DATASET EXCERPTS
————————

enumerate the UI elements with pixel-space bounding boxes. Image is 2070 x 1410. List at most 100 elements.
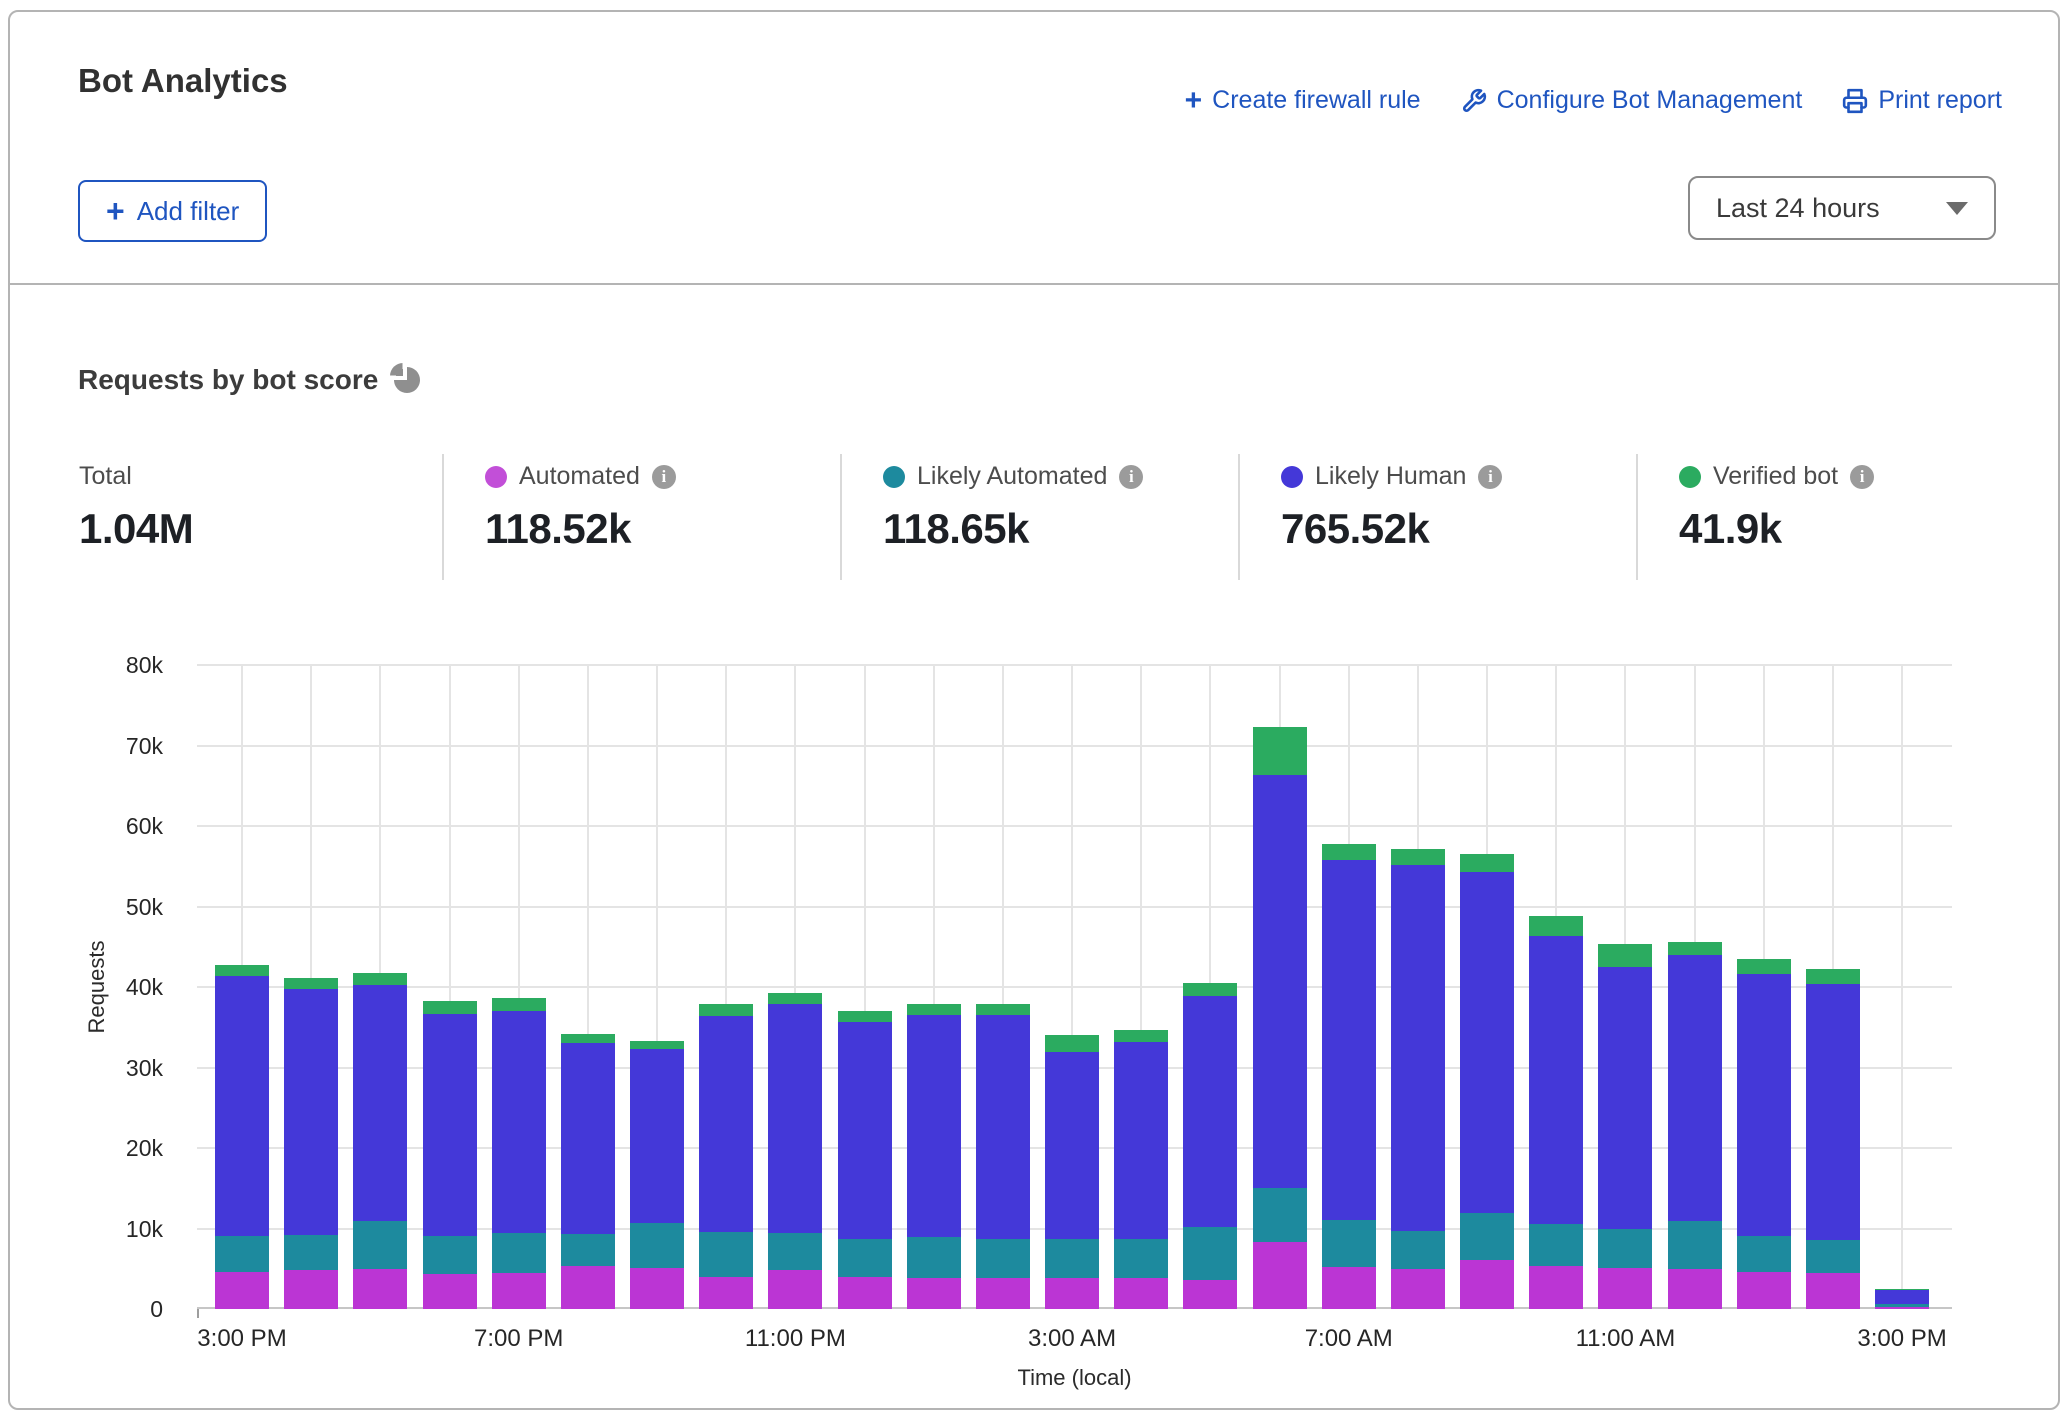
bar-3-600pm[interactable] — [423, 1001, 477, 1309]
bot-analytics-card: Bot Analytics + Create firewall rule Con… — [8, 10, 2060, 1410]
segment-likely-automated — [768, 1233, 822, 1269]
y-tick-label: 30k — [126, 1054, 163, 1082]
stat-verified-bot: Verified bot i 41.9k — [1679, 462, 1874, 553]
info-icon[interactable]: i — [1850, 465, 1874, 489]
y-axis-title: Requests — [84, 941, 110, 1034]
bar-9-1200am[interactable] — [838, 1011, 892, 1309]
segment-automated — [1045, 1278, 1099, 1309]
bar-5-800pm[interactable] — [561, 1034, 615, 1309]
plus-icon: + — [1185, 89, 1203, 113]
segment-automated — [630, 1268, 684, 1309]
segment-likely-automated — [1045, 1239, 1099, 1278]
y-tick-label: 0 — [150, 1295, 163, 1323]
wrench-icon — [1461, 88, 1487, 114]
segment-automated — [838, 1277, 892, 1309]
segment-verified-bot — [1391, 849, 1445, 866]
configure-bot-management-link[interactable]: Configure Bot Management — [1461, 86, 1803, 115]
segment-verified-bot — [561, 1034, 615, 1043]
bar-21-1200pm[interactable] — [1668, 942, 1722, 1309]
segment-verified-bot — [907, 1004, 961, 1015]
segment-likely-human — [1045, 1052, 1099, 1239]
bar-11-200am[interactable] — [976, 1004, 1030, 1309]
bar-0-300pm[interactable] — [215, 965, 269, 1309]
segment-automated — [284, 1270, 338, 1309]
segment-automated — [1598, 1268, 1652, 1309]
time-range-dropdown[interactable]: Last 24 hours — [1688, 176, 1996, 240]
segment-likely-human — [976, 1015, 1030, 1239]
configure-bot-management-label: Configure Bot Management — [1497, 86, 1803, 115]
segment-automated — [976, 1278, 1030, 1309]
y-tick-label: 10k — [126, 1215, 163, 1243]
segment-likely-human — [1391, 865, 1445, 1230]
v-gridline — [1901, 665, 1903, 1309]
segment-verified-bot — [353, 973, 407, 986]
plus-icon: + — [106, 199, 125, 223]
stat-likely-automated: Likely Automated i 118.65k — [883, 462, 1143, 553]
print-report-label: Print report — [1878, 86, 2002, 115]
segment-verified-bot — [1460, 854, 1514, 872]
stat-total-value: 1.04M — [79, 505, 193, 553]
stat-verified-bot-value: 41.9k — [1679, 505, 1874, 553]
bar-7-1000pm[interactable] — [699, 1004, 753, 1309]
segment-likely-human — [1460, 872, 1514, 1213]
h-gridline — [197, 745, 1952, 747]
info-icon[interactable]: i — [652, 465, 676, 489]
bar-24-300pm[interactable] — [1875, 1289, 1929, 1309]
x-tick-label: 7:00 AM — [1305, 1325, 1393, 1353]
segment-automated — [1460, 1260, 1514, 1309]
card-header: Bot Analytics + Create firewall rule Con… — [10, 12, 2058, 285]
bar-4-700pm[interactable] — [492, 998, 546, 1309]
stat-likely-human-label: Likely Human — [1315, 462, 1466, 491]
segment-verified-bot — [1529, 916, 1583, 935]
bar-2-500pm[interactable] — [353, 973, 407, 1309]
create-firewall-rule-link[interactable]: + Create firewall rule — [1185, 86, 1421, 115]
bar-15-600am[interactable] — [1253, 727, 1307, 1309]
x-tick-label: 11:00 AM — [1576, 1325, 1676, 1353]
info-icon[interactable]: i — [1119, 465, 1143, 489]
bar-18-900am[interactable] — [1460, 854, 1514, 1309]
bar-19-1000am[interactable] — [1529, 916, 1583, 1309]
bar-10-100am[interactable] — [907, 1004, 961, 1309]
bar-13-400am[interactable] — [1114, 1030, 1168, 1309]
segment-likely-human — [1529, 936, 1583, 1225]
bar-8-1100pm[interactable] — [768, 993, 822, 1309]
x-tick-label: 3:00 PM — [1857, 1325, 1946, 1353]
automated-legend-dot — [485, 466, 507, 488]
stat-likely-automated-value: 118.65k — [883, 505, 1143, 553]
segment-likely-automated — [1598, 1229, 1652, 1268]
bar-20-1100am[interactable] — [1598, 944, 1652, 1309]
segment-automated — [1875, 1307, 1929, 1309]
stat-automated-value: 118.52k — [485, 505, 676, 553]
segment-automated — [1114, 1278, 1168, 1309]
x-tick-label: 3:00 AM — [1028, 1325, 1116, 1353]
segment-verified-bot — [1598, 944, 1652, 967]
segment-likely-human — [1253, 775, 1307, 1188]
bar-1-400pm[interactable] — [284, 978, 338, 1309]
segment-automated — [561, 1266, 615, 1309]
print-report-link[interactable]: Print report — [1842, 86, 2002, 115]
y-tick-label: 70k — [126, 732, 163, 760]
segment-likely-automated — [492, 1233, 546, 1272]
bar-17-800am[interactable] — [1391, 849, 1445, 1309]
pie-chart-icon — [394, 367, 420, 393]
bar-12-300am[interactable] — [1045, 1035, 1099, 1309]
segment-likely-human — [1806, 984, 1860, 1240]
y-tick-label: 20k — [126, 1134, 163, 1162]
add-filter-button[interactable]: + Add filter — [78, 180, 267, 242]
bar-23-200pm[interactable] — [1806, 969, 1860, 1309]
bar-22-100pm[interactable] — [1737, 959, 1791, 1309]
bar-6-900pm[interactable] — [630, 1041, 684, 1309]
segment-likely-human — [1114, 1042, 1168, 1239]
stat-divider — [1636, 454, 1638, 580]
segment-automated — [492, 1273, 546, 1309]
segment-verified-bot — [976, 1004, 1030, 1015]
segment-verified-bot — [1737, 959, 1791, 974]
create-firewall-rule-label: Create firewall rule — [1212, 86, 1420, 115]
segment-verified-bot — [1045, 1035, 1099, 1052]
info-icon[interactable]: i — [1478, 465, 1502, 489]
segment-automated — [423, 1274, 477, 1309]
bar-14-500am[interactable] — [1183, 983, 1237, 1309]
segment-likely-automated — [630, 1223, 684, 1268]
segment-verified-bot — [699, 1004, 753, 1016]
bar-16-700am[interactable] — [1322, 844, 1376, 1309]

————————

DESCRIPTION OF THE TASK
Arrange every line of the records above as a JSON list of strings, one string per line, leaving out blank lines and the pictures.

SOLUTION TO THE PROBLEM
[
  "enumerate the UI elements with pixel-space bounding boxes. Image is 2070 x 1410. List at most 100 elements.",
  "bar-3-600pm[interactable] — [423, 1001, 477, 1309]",
  "bot-analytics-card: Bot Analytics + Create firewall rule Con… — [8, 10, 2060, 1410]",
  "segment-likely-automated — [768, 1233, 822, 1269]",
  "y-tick-label: 30k — [126, 1054, 163, 1082]",
  "stat-verified-bot: Verified bot i 41.9k — [1679, 462, 1874, 553]",
  "info-icon[interactable]: i — [1850, 465, 1874, 489]",
  "y-axis-title: Requests — [84, 941, 110, 1034]",
  "bar-9-1200am[interactable] — [838, 1011, 892, 1309]",
  "segment-automated — [1045, 1278, 1099, 1309]",
  "bar-5-800pm[interactable] — [561, 1034, 615, 1309]",
  "plus-icon: + — [1185, 89, 1203, 113]",
  "segment-automated — [630, 1268, 684, 1309]",
  "segment-likely-automated — [1045, 1239, 1099, 1278]",
  "y-tick-label: 0 — [150, 1295, 163, 1323]",
  "wrench-icon — [1461, 88, 1487, 114]",
  "segment-automated — [838, 1277, 892, 1309]",
  "segment-verified-bot — [1391, 849, 1445, 866]",
  "configure-bot-management-link[interactable]: Configure Bot Management — [1461, 86, 1803, 115]",
  "segment-verified-bot — [561, 1034, 615, 1043]",
  "bar-21-1200pm[interactable] — [1668, 942, 1722, 1309]",
  "segment-verified-bot — [907, 1004, 961, 1015]",
  "segment-likely-human — [1045, 1052, 1099, 1239]",
  "bar-11-200am[interactable] — [976, 1004, 1030, 1309]",
  "bar-0-300pm[interactable] — [215, 965, 269, 1309]",
  "segment-automated — [284, 1270, 338, 1309]",
  "segment-automated — [1598, 1268, 1652, 1309]",
  "time-range-dropdown[interactable]: Last 24 hours — [1688, 176, 1996, 240]",
  "segment-likely-human — [976, 1015, 1030, 1239]",
  "configure-bot-management-label: Configure Bot Management — [1497, 86, 1803, 115]",
  "segment-automated — [976, 1278, 1030, 1309]",
  "y-tick-label: 10k — [126, 1215, 163, 1243]",
  "segment-likely-human — [1391, 865, 1445, 1230]",
  "v-gridline — [1901, 665, 1903, 1309]",
  "segment-verified-bot — [353, 973, 407, 986]",
  "plus-icon: + — [106, 199, 125, 223]",
  "stat-likely-automated: Likely Automated i 118.65k — [883, 462, 1143, 553]",
  "print-report-label: Print report — [1878, 86, 2002, 115]",
  "segment-verified-bot — [1460, 854, 1514, 872]",
  "stat-total-value: 1.04M — [79, 505, 193, 553]",
  "stat-verified-bot-value: 41.9k — [1679, 505, 1874, 553]",
  "bar-7-1000pm[interactable] — [699, 1004, 753, 1309]",
  "segment-likely-human — [1460, 872, 1514, 1213]",
  "h-gridline — [197, 745, 1952, 747]",
  "info-icon[interactable]: i — [652, 465, 676, 489]",
  "bar-24-300pm[interactable] — [1875, 1289, 1929, 1309]",
  "x-tick-label: 7:00 AM — [1305, 1325, 1393, 1353]",
  "segment-automated — [1460, 1260, 1514, 1309]",
  "card-header: Bot Analytics + Create firewall rule Con… — [10, 12, 2058, 285]",
  "bar-4-700pm[interactable] — [492, 998, 546, 1309]",
  "stat-likely-human-label: Likely Human — [1315, 462, 1466, 491]",
  "segment-verified-bot — [1529, 916, 1583, 935]",
  "bar-2-500pm[interactable] — [353, 973, 407, 1309]",
  "create-firewall-rule-link[interactable]: + Create firewall rule — [1185, 86, 1421, 115]",
  "bar-15-600am[interactable] — [1253, 727, 1307, 1309]",
  "x-tick-label: 11:00 AM — [1576, 1325, 1676, 1353]",
  "info-icon[interactable]: i — [1119, 465, 1143, 489]",
  "bar-18-900am[interactable] — [1460, 854, 1514, 1309]",
  "bar-19-1000am[interactable] — [1529, 916, 1583, 1309]",
  "bar-10-100am[interactable] — [907, 1004, 961, 1309]",
  "bar-13-400am[interactable] — [1114, 1030, 1168, 1309]",
  "segment-likely-human — [1529, 936, 1583, 1225]",
  "bar-8-1100pm[interactable] — [768, 993, 822, 1309]",
  "x-tick-label: 3:00 PM — [1857, 1325, 1946, 1353]",
  "automated-legend-dot — [485, 466, 507, 488]",
  "stat-likely-automated-value: 118.65k — [883, 505, 1143, 553]",
  "segment-likely-automated — [1598, 1229, 1652, 1268]",
  "bar-20-1100am[interactable] — [1598, 944, 1652, 1309]",
  "segment-automated — [1875, 1307, 1929, 1309]",
  "stat-automated-value: 118.52k — [485, 505, 676, 553]",
  "segment-automated — [1114, 1278, 1168, 1309]",
  "x-tick-label: 3:00 AM — [1028, 1325, 1116, 1353]",
  "segment-verified-bot — [1598, 944, 1652, 967]",
  "segment-likely-human — [1253, 775, 1307, 1188]",
  "bar-1-400pm[interactable] — [284, 978, 338, 1309]",
  "segment-automated — [561, 1266, 615, 1309]",
  "print-report-link[interactable]: Print report — [1842, 86, 2002, 115]",
  "y-tick-label: 70k — [126, 732, 163, 760]",
  "segment-likely-automated — [492, 1233, 546, 1272]",
  "bar-17-800am[interactable] — [1391, 849, 1445, 1309]",
  "pie-chart-icon — [394, 367, 420, 393]",
  "bar-12-300am[interactable] — [1045, 1035, 1099, 1309]",
  "segment-likely-human — [1806, 984, 1860, 1240]",
  "y-tick-label: 20k — [126, 1134, 163, 1162]",
  "add-filter-button[interactable]: + Add filter — [78, 180, 267, 242]",
  "bar-23-200pm[interactable] — [1806, 969, 1860, 1309]",
  "bar-22-100pm[interactable] — [1737, 959, 1791, 1309]",
  "bar-6-900pm[interactable] — [630, 1041, 684, 1309]",
  "segment-likely-human — [1114, 1042, 1168, 1239]",
  "stat-divider — [1636, 454, 1638, 580]",
  "segment-automated — [492, 1273, 546, 1309]",
  "segment-verified-bot — [976, 1004, 1030, 1015]",
  "segment-verified-bot — [1737, 959, 1791, 974]",
  "create-firewall-rule-label: Create firewall rule — [1212, 86, 1420, 115]",
  "segment-verified-bot — [1045, 1035, 1099, 1052]",
  "info-icon[interactable]: i — [1478, 465, 1502, 489]",
  "segment-automated — [423, 1274, 477, 1309]",
  "bar-14-500am[interactable] — [1183, 983, 1237, 1309]",
  "segment-likely-automated — [630, 1223, 684, 1268]",
  "segment-verified-bot — [699, 1004, 753, 1016]",
  "bar-16-700am[interactable] — [1322, 844, 1376, 1309]"
]